__DIRECTIONS FOR THIS TASK__
Keep only the lines that hold the string "Ardahan", filtering out the rest of the entries below.

>> BEGIN

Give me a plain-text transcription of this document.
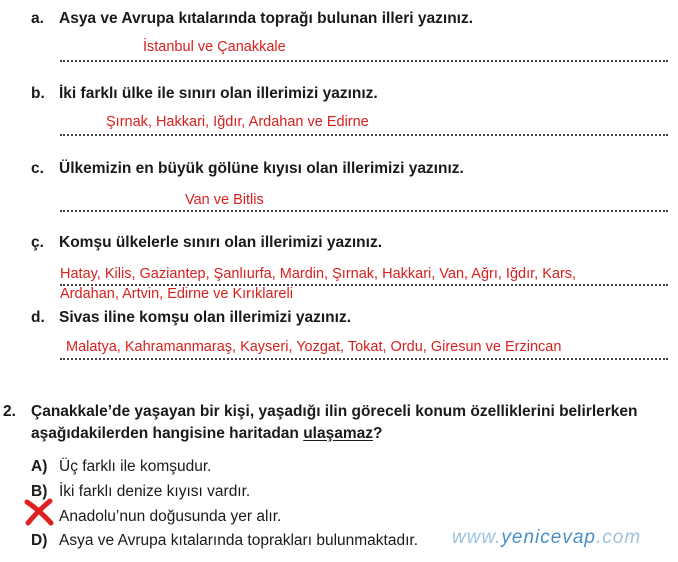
a. Asya ve Avrupa kıtalarında toprağı bulunan illeri yazınız.
İstanbul ve Çanakkale
b. İki farklı ülke ile sınırı olan illerimizi yazınız.
Şırnak, Hakkari, Iğdır, Ardahan ve Edirne
c. Ülkemizin en büyük gölüne kıyısı olan illerimizi yazınız.
Van ve Bitlis
ç. Komşu ülkelerle sınırı olan illerimizi yazınız.
Hatay, Kilis, Gaziantep, Şanlıurfa, Mardin, Şırnak, Hakkari, Van, Ağrı, Iğdır, Kars,
Ardahan, Artvin, Edirne ve Kırıklareli
d. Sivas iline komşu olan illerimizi yazınız.
Malatya, Kahramanmaraş, Kayseri, Yozgat, Tokat, Ordu, Giresun ve Erzincan
2. Çanakkale’de yaşayan bir kişi, yaşadığı ilin göreceli konum özelliklerini belirlerken
aşağıdakilerden hangisine haritadan ulaşamaz?
A) Üç farklı ile komşudur.
B) İki farklı denize kıyısı vardır.
Anadolu’nun doğusunda yer alır.
D) Asya ve Avrupa kıtalarında toprakları bulunmaktadır. www.yenicevap.com
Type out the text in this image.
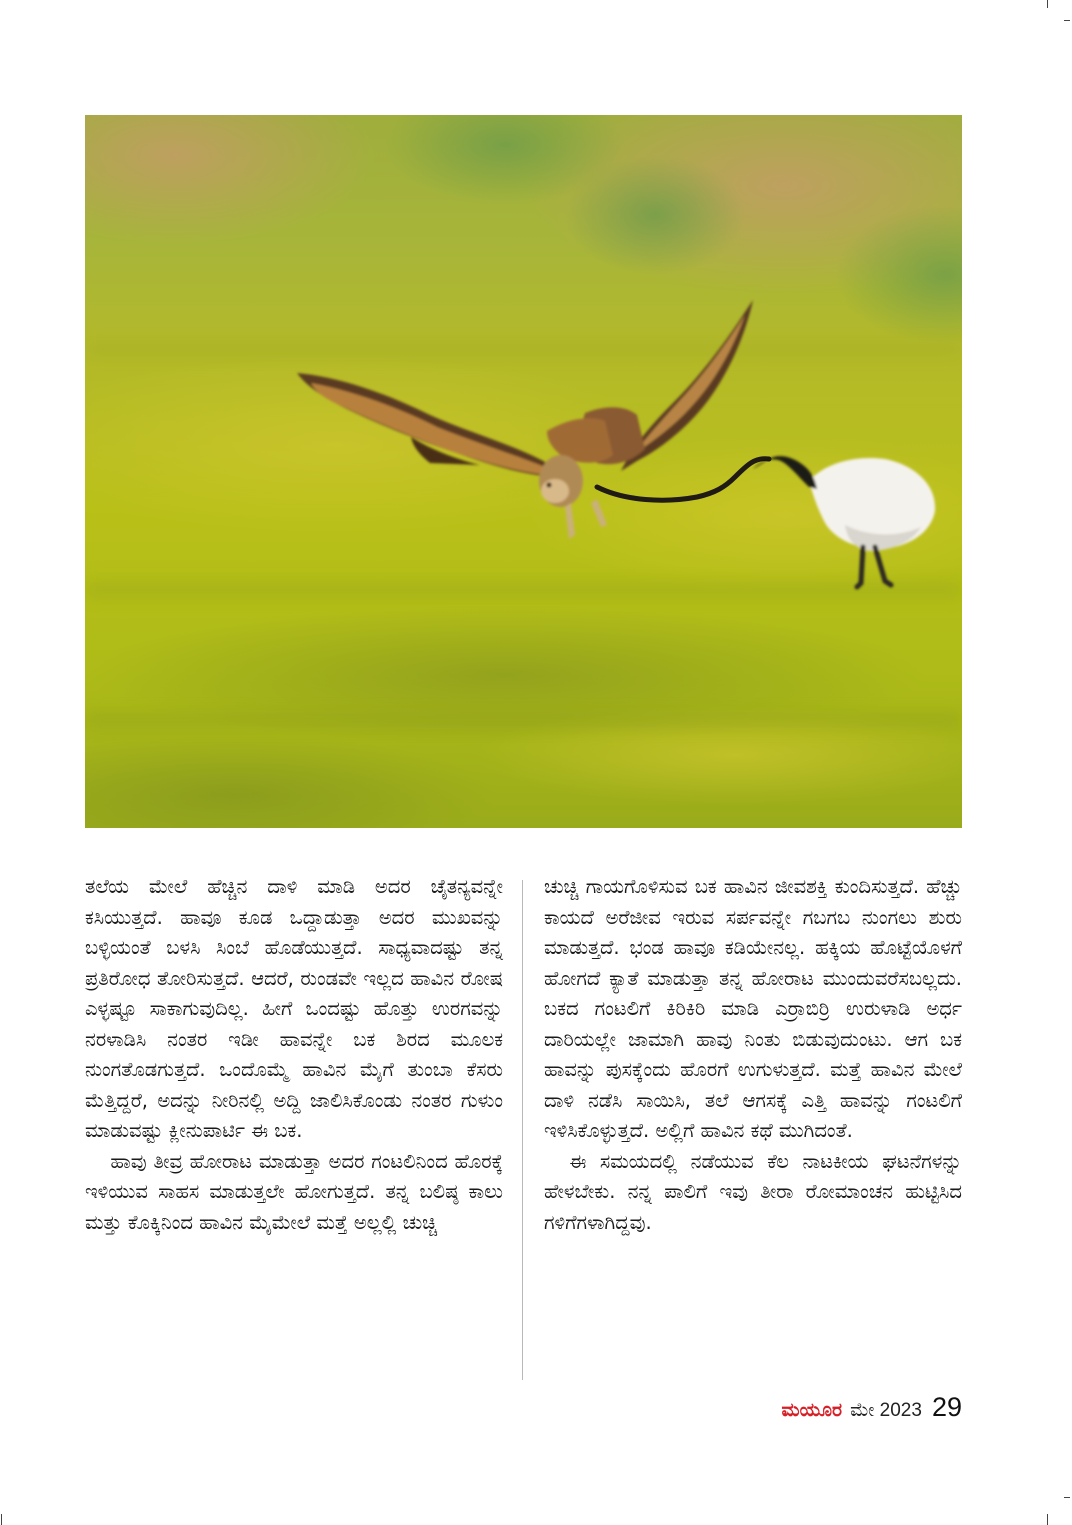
ತಲೆಯ ಮೇಲೆ ಹೆಚ್ಚಿನ ದಾಳಿ ಮಾಡಿ ಅದರ ಚೈತನ್ಯವನ್ನೇ ಕಸಿಯುತ್ತದೆ. ಹಾವೂ ಕೂಡ ಒದ್ದಾಡುತ್ತಾ ಅದರ ಮುಖವನ್ನು ಬಳ್ಳಿಯಂತೆ ಬಳಸಿ ಸಿಂಬೆ ಹೊಡೆಯುತ್ತದೆ. ಸಾಧ್ಯವಾದಷ್ಟು ತನ್ನ ಪ್ರತಿರೋಧ ತೋರಿಸುತ್ತದೆ. ಆದರೆ, ರುಂಡವೇ ಇಲ್ಲದ ಹಾವಿನ ರೋಷ ಎಳ್ಳಷ್ಟೂ ಸಾಕಾಗುವುದಿಲ್ಲ. ಹೀಗೆ ಒಂದಷ್ಟು ಹೊತ್ತು ಉರಗವನ್ನು ನರಳಾಡಿಸಿ ನಂತರ ಇಡೀ ಹಾವನ್ನೇ ಬಕ ಶಿರದ ಮೂಲಕ ನುಂಗತೊಡಗುತ್ತದೆ. ಒಂದೊಮ್ಮೆ ಹಾವಿನ ಮೈಗೆ ತುಂಬಾ ಕೆಸರು ಮೆತ್ತಿದ್ದರೆ, ಅದನ್ನು ನೀರಿನಲ್ಲಿ ಅದ್ದಿ ಜಾಲಿಸಿಕೊಂಡು ನಂತರ ಗುಳುಂ ಮಾಡುವಷ್ಟು ಕ್ಲೀನುಪಾರ್ಟಿ ಈ ಬಕ.

ಹಾವು ತೀವ್ರ ಹೋರಾಟ ಮಾಡುತ್ತಾ ಅದರ ಗಂಟಲಿನಿಂದ ಹೊರಕ್ಕೆ ಇಳಿಯುವ ಸಾಹಸ ಮಾಡುತ್ತಲೇ ಹೋಗುತ್ತದೆ. ತನ್ನ ಬಲಿಷ್ಠ ಕಾಲು ಮತ್ತು ಕೊಕ್ಕಿನಿಂದ ಹಾವಿನ ಮೈಮೇಲೆ ಮತ್ತೆ ಅಲ್ಲಲ್ಲಿ ಚುಚ್ಚಿ

ಚುಚ್ಚಿ ಗಾಯಗೊಳಿಸುವ ಬಕ ಹಾವಿನ ಜೀವಶಕ್ತಿ ಕುಂದಿಸುತ್ತದೆ. ಹೆಚ್ಚು ಕಾಯದೆ ಅರೆಜೀವ ಇರುವ ಸರ್ಪವನ್ನೇ ಗಬಗಬ ನುಂಗಲು ಶುರು ಮಾಡುತ್ತದೆ. ಭಂಡ ಹಾವೂ ಕಡಿಯೇನಲ್ಲ. ಹಕ್ಕಿಯ ಹೊಟ್ಟೆಯೊಳಗೆ ಹೋಗದೆ ಕ್ಯಾತೆ ಮಾಡುತ್ತಾ ತನ್ನ ಹೋರಾಟ ಮುಂದುವರೆಸಬಲ್ಲದು. ಬಕದ ಗಂಟಲಿಗೆ ಕಿರಿಕಿರಿ ಮಾಡಿ ಎರ್ರಾಬಿರ್ರಿ ಉರುಳಾಡಿ ಅರ್ಧ ದಾರಿಯಲ್ಲೇ ಜಾಮಾಗಿ ಹಾವು ನಿಂತು ಬಿಡುವುದುಂಟು. ಆಗ ಬಕ ಹಾವನ್ನು ಪುಸಕ್ಕೆಂದು ಹೊರಗೆ ಉಗುಳುತ್ತದೆ. ಮತ್ತೆ ಹಾವಿನ ಮೇಲೆ ದಾಳಿ ನಡೆಸಿ ಸಾಯಿಸಿ, ತಲೆ ಆಗಸಕ್ಕೆ ಎತ್ತಿ ಹಾವನ್ನು ಗಂಟಲಿಗೆ ಇಳಿಸಿಕೊಳ್ಳುತ್ತದೆ. ಅಲ್ಲಿಗೆ ಹಾವಿನ ಕಥೆ ಮುಗಿದಂತೆ.

ಈ ಸಮಯದಲ್ಲಿ ನಡೆಯುವ ಕೆಲ ನಾಟಕೀಯ ಘಟನೆಗಳನ್ನು ಹೇಳಬೇಕು. ನನ್ನ ಪಾಲಿಗೆ ಇವು ತೀರಾ ರೋಮಾಂಚನ ಹುಟ್ಟಿಸಿದ ಗಳಿಗೆಗಳಾಗಿದ್ದವು.

ಮಯೂರ ಮೇ 2023 29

>> END

__TASK ANSWER__
Şırnak, Hakkari, Iğdır, Ardahan ve Edirne
Ardahan, Artvin, Edirne ve Kırıklareli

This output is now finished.